Stated task: Filter the listing below, copying every line in which the word "reprezentatywnej" appears.

(Records from a data source)
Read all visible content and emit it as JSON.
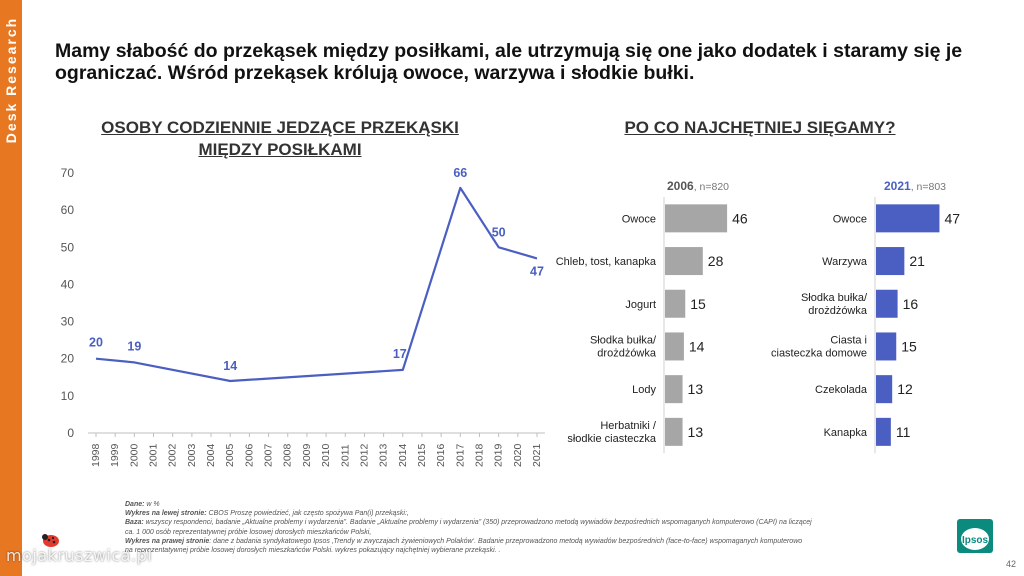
{
  "sidebar": {
    "label": "Desk Research",
    "color": "#E87722"
  },
  "headline": "Mamy słabość do przekąsek między posiłkami, ale utrzymują się one jako dodatek i staramy się je ograniczać. Wśród przekąsek królują owoce, warzywa i słodkie bułki.",
  "line_section": {
    "title": "OSOBY CODZIENNIE JEDZĄCE PRZEKĄSKI MIĘDZY POSIŁKAMI"
  },
  "bar_section": {
    "title": "PO CO NAJCHĘTNIEJ SIĘGAMY?"
  },
  "chart_data": [
    {
      "type": "line",
      "title": "OSOBY CODZIENNIE JEDZĄCE PRZEKĄSKI MIĘDZY POSIŁKAMI",
      "x": [
        "1998",
        "1999",
        "2000",
        "2001",
        "2002",
        "2003",
        "2004",
        "2005",
        "2006",
        "2007",
        "2008",
        "2009",
        "2010",
        "2011",
        "2012",
        "2013",
        "2014",
        "2015",
        "2016",
        "2017",
        "2018",
        "2019",
        "2020",
        "2021"
      ],
      "ylim": [
        0,
        70
      ],
      "yticks": [
        0,
        10,
        20,
        30,
        40,
        50,
        60,
        70
      ],
      "grid": false,
      "series_color": "#4A5FC1",
      "series": [
        {
          "points": [
            {
              "x": "1998",
              "y": 20
            },
            {
              "x": "2000",
              "y": 19
            },
            {
              "x": "2005",
              "y": 14
            },
            {
              "x": "2014",
              "y": 17
            },
            {
              "x": "2017",
              "y": 66
            },
            {
              "x": "2019",
              "y": 50
            },
            {
              "x": "2021",
              "y": 47
            }
          ]
        }
      ]
    },
    {
      "type": "bar",
      "orientation": "horizontal",
      "panel_year": "2006",
      "panel_n": ", n=820",
      "color": "#A6A6A6",
      "categories": [
        "Owoce",
        "Chleb, tost, kanapka",
        "Jogurt",
        "Słodka bułka/ drożdżówka",
        "Lody",
        "Herbatniki / słodkie ciasteczka"
      ],
      "values": [
        46,
        28,
        15,
        14,
        13,
        13
      ]
    },
    {
      "type": "bar",
      "orientation": "horizontal",
      "panel_year": "2021",
      "panel_n": ", n=803",
      "color": "#4A5FC1",
      "categories": [
        "Owoce",
        "Warzywa",
        "Słodka bułka/ drożdżówka",
        "Ciasta i ciasteczka domowe",
        "Czekolada",
        "Kanapka"
      ],
      "values": [
        47,
        21,
        16,
        15,
        12,
        11
      ]
    }
  ],
  "notes": {
    "l1_label": "Dane:",
    "l1_text": " w %",
    "l2_label": "Wykres na lewej stronie:",
    "l2_text": " CBOS Proszę powiedzieć, jak często spożywa Pan(i) przekąski:,",
    "l3_label": "Baza:",
    "l3_text": " wszyscy respondenci, badanie „Aktualne problemy i wydarzenia”. Badanie „Aktualne problemy i wydarzenia” (350) przeprowadzono metodą wywiadów bezpośrednich wspomaganych komputerowo (CAPI) na liczącej",
    "l4_text": "ca. 1 000 osób reprezentatywnej próbie losowej dorosłych mieszkańców Polski,",
    "l5_label": "Wykres na prawej stronie",
    "l5_text": ": dane z badania syndykatowego Ipsos ‚Trendy w zwyczajach żywieniowych Polaków‘. Badanie przeprowadzono metodą wywiadów bezpośrednich (face-to-face) wspomaganych komputerowo",
    "l6_text": "na reprezentatywnej próbie losowej dorosłych mieszkańców Polski. wykres pokazujący najchętniej wybierane przekąski. ."
  },
  "logo": {
    "text": "Ipsos",
    "color": "#0B8A7E"
  },
  "page_number": "42",
  "watermark": "mojakruszwica.pl"
}
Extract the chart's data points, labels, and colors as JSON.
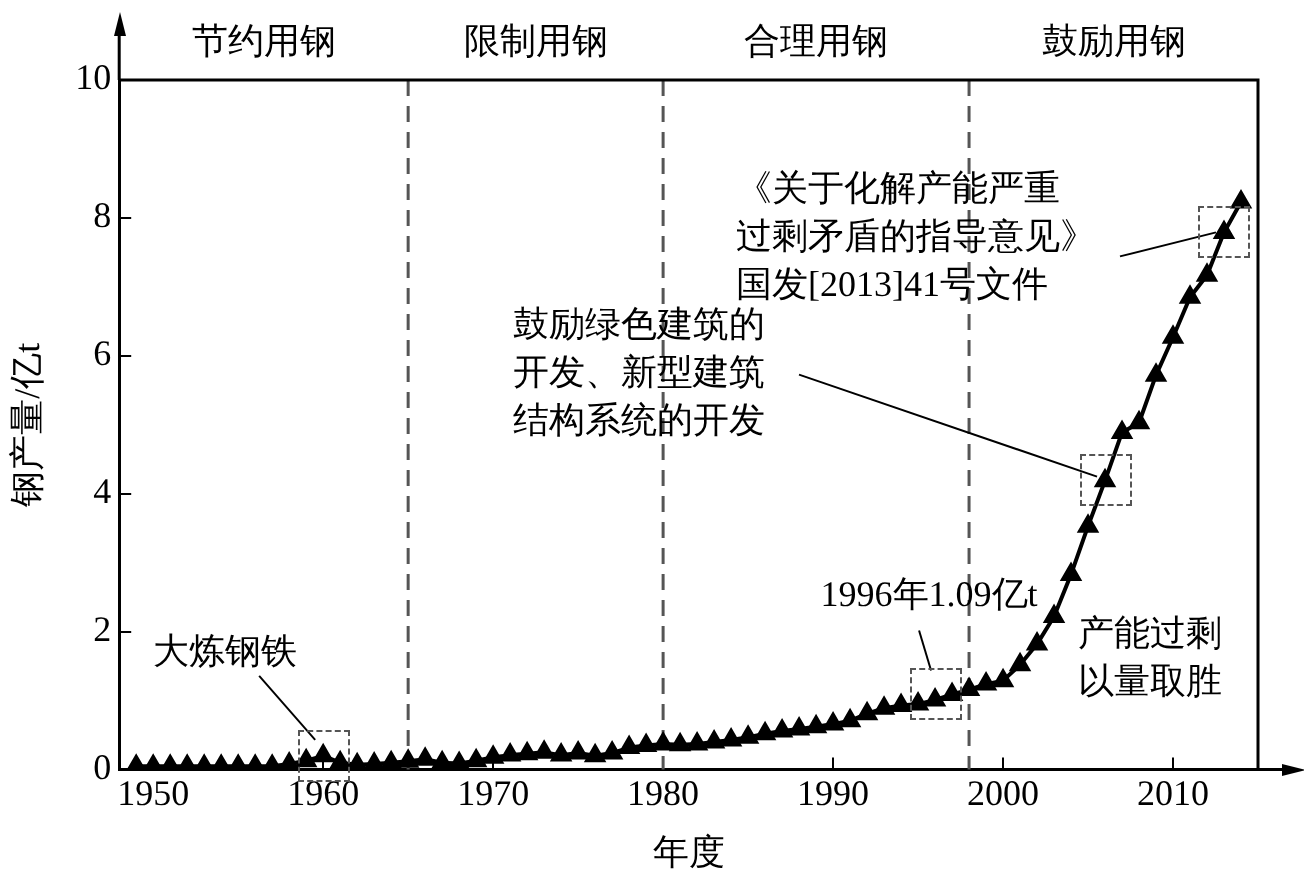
{
  "chart_data": {
    "type": "line",
    "xlabel": "年度",
    "ylabel": "钢产量/亿t",
    "x": [
      1949,
      1950,
      1951,
      1952,
      1953,
      1954,
      1955,
      1956,
      1957,
      1958,
      1959,
      1960,
      1961,
      1962,
      1963,
      1964,
      1965,
      1966,
      1967,
      1968,
      1969,
      1970,
      1971,
      1972,
      1973,
      1974,
      1975,
      1976,
      1977,
      1978,
      1979,
      1980,
      1981,
      1982,
      1983,
      1984,
      1985,
      1986,
      1987,
      1988,
      1989,
      1990,
      1991,
      1992,
      1993,
      1994,
      1995,
      1996,
      1997,
      1998,
      1999,
      2000,
      2001,
      2002,
      2003,
      2004,
      2005,
      2006,
      2007,
      2008,
      2009,
      2010,
      2011,
      2012,
      2013,
      2014
    ],
    "series": [
      {
        "color": "#000000",
        "values": [
          0.05,
          0.05,
          0.05,
          0.05,
          0.05,
          0.05,
          0.05,
          0.05,
          0.05,
          0.08,
          0.13,
          0.2,
          0.1,
          0.07,
          0.08,
          0.1,
          0.12,
          0.15,
          0.1,
          0.09,
          0.13,
          0.18,
          0.21,
          0.23,
          0.25,
          0.21,
          0.24,
          0.2,
          0.24,
          0.32,
          0.35,
          0.37,
          0.36,
          0.37,
          0.4,
          0.43,
          0.47,
          0.52,
          0.56,
          0.59,
          0.62,
          0.66,
          0.71,
          0.81,
          0.89,
          0.93,
          0.95,
          1.01,
          1.09,
          1.16,
          1.24,
          1.29,
          1.52,
          1.82,
          2.22,
          2.83,
          3.53,
          4.19,
          4.89,
          5.03,
          5.72,
          6.27,
          6.85,
          7.17,
          7.79,
          8.23
        ]
      }
    ],
    "xlim": [
      1948,
      2015
    ],
    "xticks": [
      1950,
      1960,
      1970,
      1980,
      1990,
      2000,
      2010
    ],
    "ylim": [
      0,
      10
    ],
    "yticks": [
      0,
      2,
      4,
      6,
      8,
      10
    ],
    "grid": false,
    "legend": false,
    "marker": "triangle",
    "line_style": "solid",
    "ref_lines": [
      {
        "axis": "x",
        "value": 1965,
        "color": "#555555",
        "line_style": "dashed"
      },
      {
        "axis": "x",
        "value": 1980,
        "color": "#555555",
        "line_style": "dashed"
      },
      {
        "axis": "x",
        "value": 1998,
        "color": "#555555",
        "line_style": "dashed"
      }
    ],
    "annotations": [
      "节约用钢",
      "限制用钢",
      "合理用钢",
      "鼓励用钢",
      {
        "text": "大炼钢铁",
        "x": 1960,
        "y": 0.2
      },
      {
        "text": "1996年1.09亿t",
        "x": 1996,
        "y": 1.09
      },
      {
        "text": "鼓励绿色建筑的开发、新型建筑结构系统的开发",
        "x": 2006,
        "y": 4.19
      },
      {
        "text": "《关于化解产能严重过剩矛盾的指导意见》国发[2013]41号文件",
        "x": 2013,
        "y": 7.79
      },
      "产能过剩以量取胜"
    ]
  }
}
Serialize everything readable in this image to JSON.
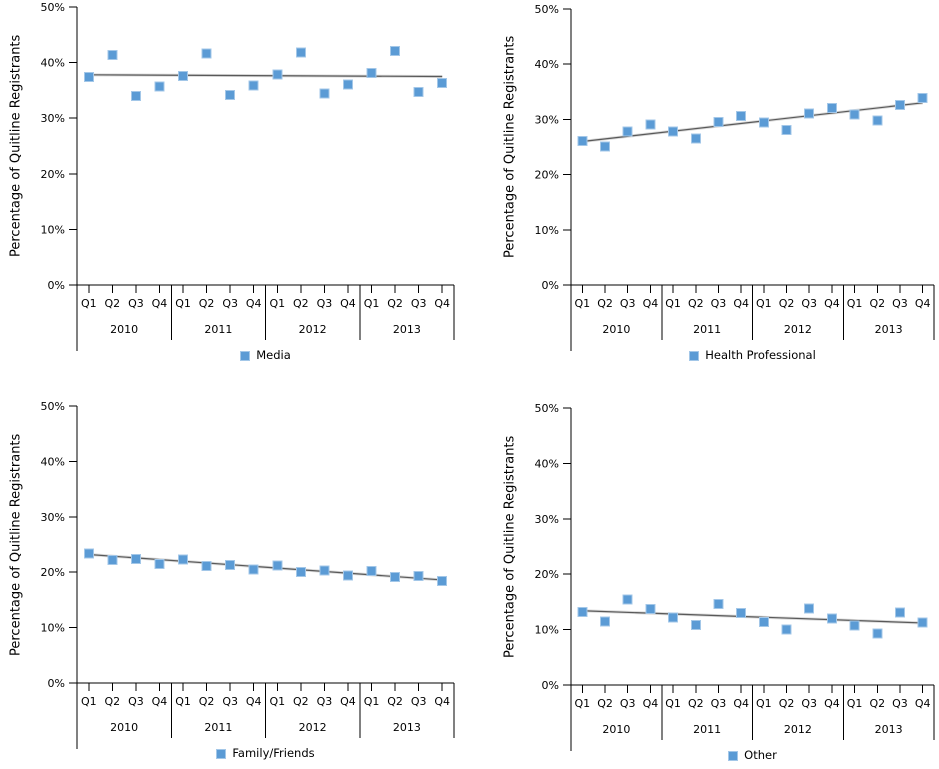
{
  "colors": {
    "marker_fill": "#5B9BD5",
    "marker_border": "#A3C7E8",
    "trend_line": "#595959",
    "trend_halo": "#D9D9D9",
    "axis_line": "#000000",
    "text": "#000000",
    "background": "#FFFFFF"
  },
  "chart_data": [
    {
      "type": "scatter",
      "legend": "Media",
      "ylabel": "Percentage of Quitline Registrants",
      "ylim": [
        0,
        50
      ],
      "y_tick_labels": [
        "0%",
        "10%",
        "20%",
        "30%",
        "40%",
        "50%"
      ],
      "quarters": [
        "Q1",
        "Q2",
        "Q3",
        "Q4"
      ],
      "years": [
        "2010",
        "2011",
        "2012",
        "2013"
      ],
      "categories": [
        "2010 Q1",
        "2010 Q2",
        "2010 Q3",
        "2010 Q4",
        "2011 Q1",
        "2011 Q2",
        "2011 Q3",
        "2011 Q4",
        "2012 Q1",
        "2012 Q2",
        "2012 Q3",
        "2012 Q4",
        "2013 Q1",
        "2013 Q2",
        "2013 Q3",
        "2013 Q4"
      ],
      "values": [
        37.4,
        41.4,
        34.0,
        35.7,
        37.6,
        41.6,
        34.2,
        35.9,
        37.9,
        41.8,
        34.4,
        36.1,
        38.1,
        42.1,
        34.7,
        36.3
      ],
      "trendline": {
        "type": "linear",
        "start": 37.8,
        "end": 37.5
      },
      "grid": false,
      "legend_position": "bottom"
    },
    {
      "type": "scatter",
      "legend": "Health Professional",
      "ylabel": "Percentage of Quitline Registrants",
      "ylim": [
        0,
        50
      ],
      "y_tick_labels": [
        "0%",
        "10%",
        "20%",
        "30%",
        "40%",
        "50%"
      ],
      "quarters": [
        "Q1",
        "Q2",
        "Q3",
        "Q4"
      ],
      "years": [
        "2010",
        "2011",
        "2012",
        "2013"
      ],
      "categories": [
        "2010 Q1",
        "2010 Q2",
        "2010 Q3",
        "2010 Q4",
        "2011 Q1",
        "2011 Q2",
        "2011 Q3",
        "2011 Q4",
        "2012 Q1",
        "2012 Q2",
        "2012 Q3",
        "2012 Q4",
        "2013 Q1",
        "2013 Q2",
        "2013 Q3",
        "2013 Q4"
      ],
      "values": [
        26.1,
        25.1,
        27.8,
        29.1,
        27.8,
        26.5,
        29.5,
        30.6,
        29.4,
        28.1,
        31.1,
        32.1,
        30.9,
        29.8,
        32.6,
        33.9
      ],
      "trendline": {
        "type": "linear",
        "start": 26.0,
        "end": 33.0
      },
      "grid": false,
      "legend_position": "bottom"
    },
    {
      "type": "scatter",
      "legend": "Family/Friends",
      "ylabel": "Percentage of Quitline Registrants",
      "ylim": [
        0,
        50
      ],
      "y_tick_labels": [
        "0%",
        "10%",
        "20%",
        "30%",
        "40%",
        "50%"
      ],
      "quarters": [
        "Q1",
        "Q2",
        "Q3",
        "Q4"
      ],
      "years": [
        "2010",
        "2011",
        "2012",
        "2013"
      ],
      "categories": [
        "2010 Q1",
        "2010 Q2",
        "2010 Q3",
        "2010 Q4",
        "2011 Q1",
        "2011 Q2",
        "2011 Q3",
        "2011 Q4",
        "2012 Q1",
        "2012 Q2",
        "2012 Q3",
        "2012 Q4",
        "2013 Q1",
        "2013 Q2",
        "2013 Q3",
        "2013 Q4"
      ],
      "values": [
        23.4,
        22.2,
        22.4,
        21.5,
        22.3,
        21.1,
        21.3,
        20.5,
        21.2,
        20.0,
        20.3,
        19.4,
        20.2,
        19.1,
        19.3,
        18.4
      ],
      "trendline": {
        "type": "linear",
        "start": 23.2,
        "end": 18.6
      },
      "grid": false,
      "legend_position": "bottom"
    },
    {
      "type": "scatter",
      "legend": "Other",
      "ylabel": "Percentage of Quitline Registrants",
      "ylim": [
        0,
        50
      ],
      "y_tick_labels": [
        "0%",
        "10%",
        "20%",
        "30%",
        "40%",
        "50%"
      ],
      "quarters": [
        "Q1",
        "Q2",
        "Q3",
        "Q4"
      ],
      "years": [
        "2010",
        "2011",
        "2012",
        "2013"
      ],
      "categories": [
        "2010 Q1",
        "2010 Q2",
        "2010 Q3",
        "2010 Q4",
        "2011 Q1",
        "2011 Q2",
        "2011 Q3",
        "2011 Q4",
        "2012 Q1",
        "2012 Q2",
        "2012 Q3",
        "2012 Q4",
        "2013 Q1",
        "2013 Q2",
        "2013 Q3",
        "2013 Q4"
      ],
      "values": [
        13.2,
        11.5,
        15.4,
        13.7,
        12.2,
        10.8,
        14.6,
        13.0,
        11.4,
        10.0,
        13.8,
        12.0,
        10.7,
        9.3,
        13.1,
        11.3
      ],
      "trendline": {
        "type": "linear",
        "start": 13.4,
        "end": 11.2
      },
      "grid": false,
      "legend_position": "bottom"
    }
  ]
}
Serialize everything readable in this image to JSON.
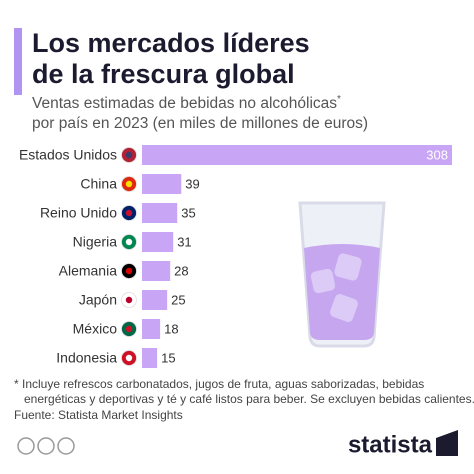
{
  "chart_data": {
    "type": "bar",
    "orientation": "horizontal",
    "title": [
      "Los mercados líderes",
      "de la frescura global"
    ],
    "subtitle": [
      "Ventas estimadas de bebidas no alcohólicas",
      "por país en 2023 (en miles de millones de euros)"
    ],
    "subtitle_mark": "*",
    "categories": [
      "Estados Unidos",
      "China",
      "Reino Unido",
      "Nigeria",
      "Alemania",
      "Japón",
      "México",
      "Indonesia"
    ],
    "values": [
      308,
      39,
      35,
      31,
      28,
      25,
      18,
      15
    ],
    "color": "#c8a6f5",
    "footnote": [
      "* Incluye refrescos carbonatados, jugos de fruta, aguas saborizadas, bebidas",
      "energéticas y deportivas y té y café listos para beber. Se excluyen bebidas calientes."
    ],
    "source": "Fuente: Statista Market Insights",
    "brand": "statista"
  }
}
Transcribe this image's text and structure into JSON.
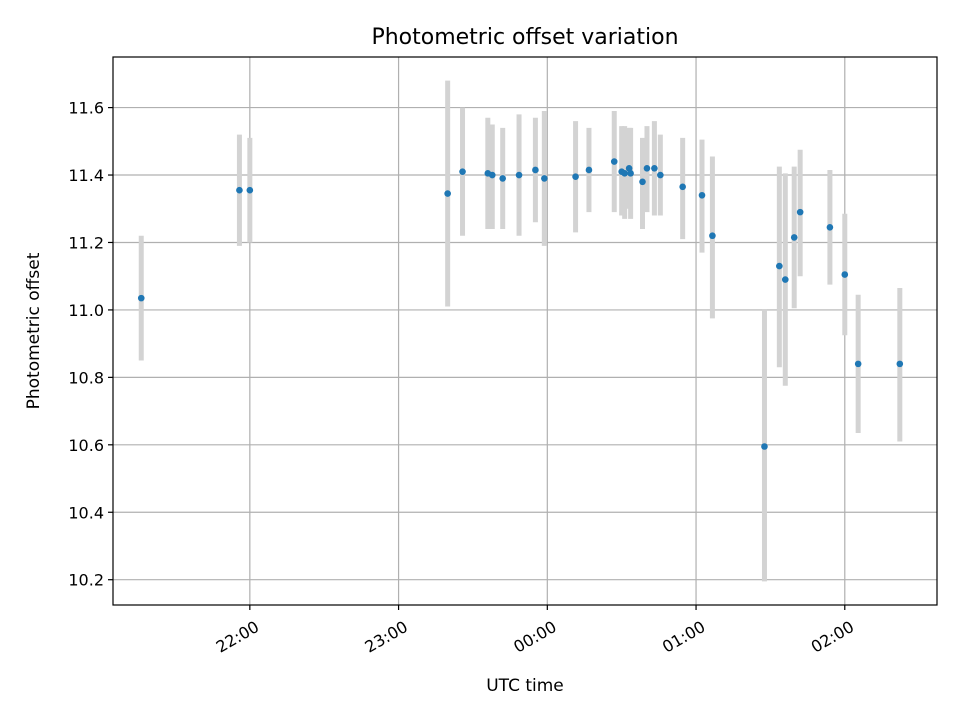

Solution to the exercise:
    "l4_text": "ca. 1 000 osób reprezentatywnej próbie losowej dorosłych mieszkańców Polski,",
    "l6_text": "na reprezentatywnej próbie losowej dorosłych mieszkańców Polski. wykres pokazujący najchętniej wybierane przekąski. ."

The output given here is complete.